┌────────
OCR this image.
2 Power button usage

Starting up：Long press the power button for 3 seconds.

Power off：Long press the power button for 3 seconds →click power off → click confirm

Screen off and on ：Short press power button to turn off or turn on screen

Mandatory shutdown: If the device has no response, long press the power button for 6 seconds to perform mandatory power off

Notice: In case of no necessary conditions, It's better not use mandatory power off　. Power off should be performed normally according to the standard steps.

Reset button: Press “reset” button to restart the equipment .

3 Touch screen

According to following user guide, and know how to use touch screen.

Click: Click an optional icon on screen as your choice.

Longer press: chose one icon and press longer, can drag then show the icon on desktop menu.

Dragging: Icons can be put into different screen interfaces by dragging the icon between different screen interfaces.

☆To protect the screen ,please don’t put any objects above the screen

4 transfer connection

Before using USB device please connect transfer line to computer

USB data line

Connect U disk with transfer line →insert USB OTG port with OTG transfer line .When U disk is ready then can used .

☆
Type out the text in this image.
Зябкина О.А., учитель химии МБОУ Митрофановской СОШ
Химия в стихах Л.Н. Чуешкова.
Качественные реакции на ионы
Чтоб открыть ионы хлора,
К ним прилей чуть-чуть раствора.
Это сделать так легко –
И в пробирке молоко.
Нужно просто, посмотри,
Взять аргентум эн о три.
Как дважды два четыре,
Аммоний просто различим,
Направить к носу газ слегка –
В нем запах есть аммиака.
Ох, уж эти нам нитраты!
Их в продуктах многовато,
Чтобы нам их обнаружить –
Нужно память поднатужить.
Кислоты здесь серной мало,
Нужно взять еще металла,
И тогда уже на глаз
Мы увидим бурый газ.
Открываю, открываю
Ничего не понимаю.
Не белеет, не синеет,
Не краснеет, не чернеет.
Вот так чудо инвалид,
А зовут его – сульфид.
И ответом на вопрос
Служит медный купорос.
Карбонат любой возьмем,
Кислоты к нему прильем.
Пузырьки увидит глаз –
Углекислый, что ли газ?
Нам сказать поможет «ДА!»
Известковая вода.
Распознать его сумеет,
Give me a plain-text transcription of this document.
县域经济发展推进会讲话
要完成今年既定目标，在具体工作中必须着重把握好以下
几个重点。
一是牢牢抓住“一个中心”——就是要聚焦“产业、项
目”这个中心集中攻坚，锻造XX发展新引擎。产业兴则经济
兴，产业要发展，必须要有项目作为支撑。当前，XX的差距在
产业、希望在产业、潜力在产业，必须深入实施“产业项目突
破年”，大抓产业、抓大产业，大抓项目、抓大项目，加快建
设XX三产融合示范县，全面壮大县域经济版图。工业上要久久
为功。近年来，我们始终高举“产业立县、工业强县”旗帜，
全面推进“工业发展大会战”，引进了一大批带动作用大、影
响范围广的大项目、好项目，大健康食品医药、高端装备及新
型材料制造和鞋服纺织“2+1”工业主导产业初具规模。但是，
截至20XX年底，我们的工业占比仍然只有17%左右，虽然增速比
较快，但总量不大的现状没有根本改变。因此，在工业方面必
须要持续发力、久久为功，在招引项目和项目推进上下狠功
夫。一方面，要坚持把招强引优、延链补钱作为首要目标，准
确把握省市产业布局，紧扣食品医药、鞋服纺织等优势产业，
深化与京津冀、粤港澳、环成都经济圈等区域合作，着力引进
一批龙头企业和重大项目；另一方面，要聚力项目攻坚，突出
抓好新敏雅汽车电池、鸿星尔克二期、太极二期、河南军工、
└────────
• _What this task involves_
Quote the listing in full, please, keeping every line exact.

• _Reply to the task_
OCR this image.
2 Power button usage

Starting up：Long press the power button for 3 seconds.

Power off：Long press the power button for 3 seconds →click power off → click confirm

Screen off and on ：Short press power button to turn off or turn on screen

Mandatory shutdown: If the device has no response, long press the power button for 6 seconds to perform mandatory power off

Notice: In case of no necessary conditions, It's better not use mandatory power off　. Power off should be performed normally according to the standard steps.

Reset button: Press “reset” button to restart the equipment .

3 Touch screen

According to following user guide, and know how to use touch screen.

Click: Click an optional icon on screen as your choice.

Longer press: chose one icon and press longer, can drag then show the icon on desktop menu.

Dragging: Icons can be put into different screen interfaces by dragging the icon between different screen interfaces.

☆To protect the screen ,please don’t put any objects above the screen

4 transfer connection

Before using USB device please connect transfer line to computer

USB data line

Connect U disk with transfer line →insert USB OTG port with OTG transfer line .When U disk is ready then can used .

☆
Type out the text in this image.
Зябкина О.А., учитель химии МБОУ Митрофановской СОШ
Химия в стихах Л.Н. Чуешкова.
Качественные реакции на ионы
Чтоб открыть ионы хлора,
К ним прилей чуть-чуть раствора.
Это сделать так легко –
И в пробирке молоко.
Нужно просто, посмотри,
Взять аргентум эн о три.
Как дважды два четыре,
Аммоний просто различим,
Направить к носу газ слегка –
В нем запах есть аммиака.
Ох, уж эти нам нитраты!
Их в продуктах многовато,
Чтобы нам их обнаружить –
Нужно память поднатужить.
Кислоты здесь серной мало,
Нужно взять еще металла,
И тогда уже на глаз
Мы увидим бурый газ.
Открываю, открываю
Ничего не понимаю.
Не белеет, не синеет,
Не краснеет, не чернеет.
Вот так чудо инвалид,
А зовут его – сульфид.
И ответом на вопрос
Служит медный купорос.
Карбонат любой возьмем,
Кислоты к нему прильем.
Пузырьки увидит глаз –
Углекислый, что ли газ?
Нам сказать поможет «ДА!»
Известковая вода.
Распознать его сумеет,
Give me a plain-text transcription of this document.
县域经济发展推进会讲话
要完成今年既定目标，在具体工作中必须着重把握好以下
几个重点。
一是牢牢抓住“一个中心”——就是要聚焦“产业、项
目”这个中心集中攻坚，锻造XX发展新引擎。产业兴则经济
兴，产业要发展，必须要有项目作为支撑。当前，XX的差距在
产业、希望在产业、潜力在产业，必须深入实施“产业项目突
破年”，大抓产业、抓大产业，大抓项目、抓大项目，加快建
设XX三产融合示范县，全面壮大县域经济版图。工业上要久久
为功。近年来，我们始终高举“产业立县、工业强县”旗帜，
全面推进“工业发展大会战”，引进了一大批带动作用大、影
响范围广的大项目、好项目，大健康食品医药、高端装备及新
型材料制造和鞋服纺织“2+1”工业主导产业初具规模。但是，
截至20XX年底，我们的工业占比仍然只有17%左右，虽然增速比
较快，但总量不大的现状没有根本改变。因此，在工业方面必
须要持续发力、久久为功，在招引项目和项目推进上下狠功
夫。一方面，要坚持把招强引优、延链补钱作为首要目标，准
确把握省市产业布局，紧扣食品医药、鞋服纺织等优势产业，
深化与京津冀、粤港澳、环成都经济圈等区域合作，着力引进
一批龙头企业和重大项目；另一方面，要聚力项目攻坚，突出
抓好新敏雅汽车电池、鸿星尔克二期、太极二期、河南军工、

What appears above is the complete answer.